_Stated goal_
Your task is to output the listing word for word, with pictures excluded.

begin

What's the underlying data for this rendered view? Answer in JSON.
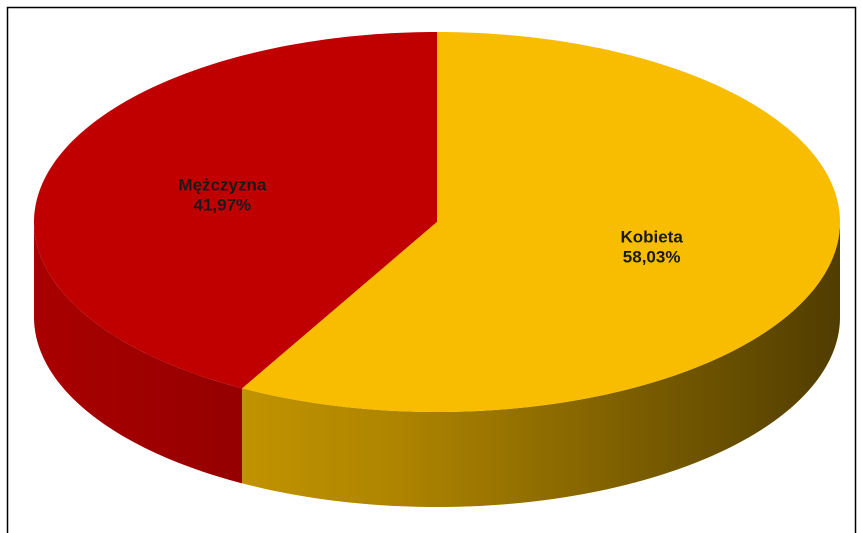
{
  "chart_data": {
    "type": "pie",
    "categories": [
      "Mężczyzna",
      "Kobieta"
    ],
    "values": [
      41.97,
      58.03
    ],
    "value_labels": [
      "41,97%",
      "58,03%"
    ],
    "colors": [
      "#c00000",
      "#f9bd00"
    ]
  }
}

end

_Finished answer_
What's the underlying data for this rendered view? Answer in JSON.
{
  "chart_data": {
    "type": "pie",
    "categories": [
      "Mężczyzna",
      "Kobieta"
    ],
    "values": [
      41.97,
      58.03
    ],
    "value_labels": [
      "41,97%",
      "58,03%"
    ],
    "colors": [
      "#c00000",
      "#f9bd00"
    ]
  }
}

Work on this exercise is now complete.